* _Exercise brief_
Only lines with the word "houses" are needed; collect each of them from the listing below.

Structured figure records
..........

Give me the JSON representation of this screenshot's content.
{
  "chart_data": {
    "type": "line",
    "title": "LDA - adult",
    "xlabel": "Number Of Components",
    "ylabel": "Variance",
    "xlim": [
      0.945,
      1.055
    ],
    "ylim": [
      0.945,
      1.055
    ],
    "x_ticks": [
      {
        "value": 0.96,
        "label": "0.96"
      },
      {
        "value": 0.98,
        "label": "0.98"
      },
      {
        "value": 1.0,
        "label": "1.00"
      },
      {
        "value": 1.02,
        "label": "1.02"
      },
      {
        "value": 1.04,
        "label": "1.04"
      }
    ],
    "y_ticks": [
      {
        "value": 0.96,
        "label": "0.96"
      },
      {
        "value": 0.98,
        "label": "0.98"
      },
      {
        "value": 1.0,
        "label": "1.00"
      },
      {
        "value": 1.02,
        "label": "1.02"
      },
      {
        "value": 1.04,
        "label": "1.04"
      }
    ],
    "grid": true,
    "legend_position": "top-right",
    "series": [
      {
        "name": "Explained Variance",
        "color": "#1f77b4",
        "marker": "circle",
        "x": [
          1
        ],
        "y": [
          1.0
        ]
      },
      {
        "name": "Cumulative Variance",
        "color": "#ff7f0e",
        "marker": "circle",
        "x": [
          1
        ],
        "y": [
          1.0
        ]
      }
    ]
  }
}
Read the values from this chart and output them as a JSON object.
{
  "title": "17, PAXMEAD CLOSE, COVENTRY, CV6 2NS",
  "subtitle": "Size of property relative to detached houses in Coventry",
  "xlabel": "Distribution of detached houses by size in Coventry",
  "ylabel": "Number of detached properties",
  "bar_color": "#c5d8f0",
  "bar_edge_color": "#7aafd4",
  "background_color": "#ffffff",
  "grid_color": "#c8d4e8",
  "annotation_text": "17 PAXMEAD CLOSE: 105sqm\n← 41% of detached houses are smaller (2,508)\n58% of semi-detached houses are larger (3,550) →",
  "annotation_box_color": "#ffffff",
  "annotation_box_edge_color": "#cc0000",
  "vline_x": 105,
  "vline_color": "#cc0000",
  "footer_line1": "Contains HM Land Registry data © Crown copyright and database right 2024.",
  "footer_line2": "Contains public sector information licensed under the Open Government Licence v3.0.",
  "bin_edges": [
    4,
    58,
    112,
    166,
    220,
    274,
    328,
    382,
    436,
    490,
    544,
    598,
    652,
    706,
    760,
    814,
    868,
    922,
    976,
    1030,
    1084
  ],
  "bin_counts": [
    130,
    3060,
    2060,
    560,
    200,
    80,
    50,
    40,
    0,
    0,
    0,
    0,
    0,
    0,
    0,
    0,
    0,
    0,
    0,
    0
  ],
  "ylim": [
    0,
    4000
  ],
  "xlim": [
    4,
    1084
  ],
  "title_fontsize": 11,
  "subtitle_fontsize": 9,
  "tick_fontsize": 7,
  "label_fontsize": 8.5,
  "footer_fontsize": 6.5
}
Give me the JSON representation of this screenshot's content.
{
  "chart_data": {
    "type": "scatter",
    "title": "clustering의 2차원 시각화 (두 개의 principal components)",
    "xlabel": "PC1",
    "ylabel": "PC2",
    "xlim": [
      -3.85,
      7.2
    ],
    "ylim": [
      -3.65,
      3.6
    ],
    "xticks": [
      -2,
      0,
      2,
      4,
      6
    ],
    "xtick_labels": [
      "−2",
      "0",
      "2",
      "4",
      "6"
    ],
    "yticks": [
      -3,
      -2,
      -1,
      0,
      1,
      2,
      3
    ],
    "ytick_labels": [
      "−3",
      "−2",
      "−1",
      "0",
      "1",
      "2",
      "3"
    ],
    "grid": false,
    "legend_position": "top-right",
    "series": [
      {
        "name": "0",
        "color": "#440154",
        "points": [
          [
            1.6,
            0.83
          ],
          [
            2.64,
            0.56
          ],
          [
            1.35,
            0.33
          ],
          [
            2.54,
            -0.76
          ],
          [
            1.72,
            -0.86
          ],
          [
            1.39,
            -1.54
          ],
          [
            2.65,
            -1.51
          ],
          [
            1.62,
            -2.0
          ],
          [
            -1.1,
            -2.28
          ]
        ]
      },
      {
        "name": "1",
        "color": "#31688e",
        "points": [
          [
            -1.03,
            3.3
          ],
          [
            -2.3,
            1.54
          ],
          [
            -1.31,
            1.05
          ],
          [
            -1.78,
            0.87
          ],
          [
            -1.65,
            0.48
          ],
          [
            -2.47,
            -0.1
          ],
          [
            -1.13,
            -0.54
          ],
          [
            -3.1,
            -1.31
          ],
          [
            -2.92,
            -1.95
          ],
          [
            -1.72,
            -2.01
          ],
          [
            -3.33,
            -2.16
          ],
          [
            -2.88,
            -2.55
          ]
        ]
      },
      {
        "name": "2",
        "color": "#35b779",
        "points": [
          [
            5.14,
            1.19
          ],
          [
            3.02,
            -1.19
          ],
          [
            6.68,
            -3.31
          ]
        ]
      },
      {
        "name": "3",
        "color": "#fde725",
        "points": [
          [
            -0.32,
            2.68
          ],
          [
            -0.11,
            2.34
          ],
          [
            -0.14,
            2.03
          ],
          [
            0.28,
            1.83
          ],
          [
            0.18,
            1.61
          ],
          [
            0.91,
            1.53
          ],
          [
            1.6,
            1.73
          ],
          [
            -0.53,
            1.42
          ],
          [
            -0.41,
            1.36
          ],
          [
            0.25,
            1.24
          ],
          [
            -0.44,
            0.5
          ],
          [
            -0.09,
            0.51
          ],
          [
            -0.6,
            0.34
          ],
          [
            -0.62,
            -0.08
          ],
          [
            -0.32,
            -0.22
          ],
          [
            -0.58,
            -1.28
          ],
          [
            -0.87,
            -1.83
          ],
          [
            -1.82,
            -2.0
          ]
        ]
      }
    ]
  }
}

..........

* _Written solution_
  "subtitle": "Size of property relative to detached houses in Coventry",
  "xlabel": "Distribution of detached houses by size in Coventry",
  "annotation_text": "17 PAXMEAD CLOSE: 105sqm\n← 41% of detached houses are smaller (2,508)\n58% of semi-detached houses are larger (3,550) →",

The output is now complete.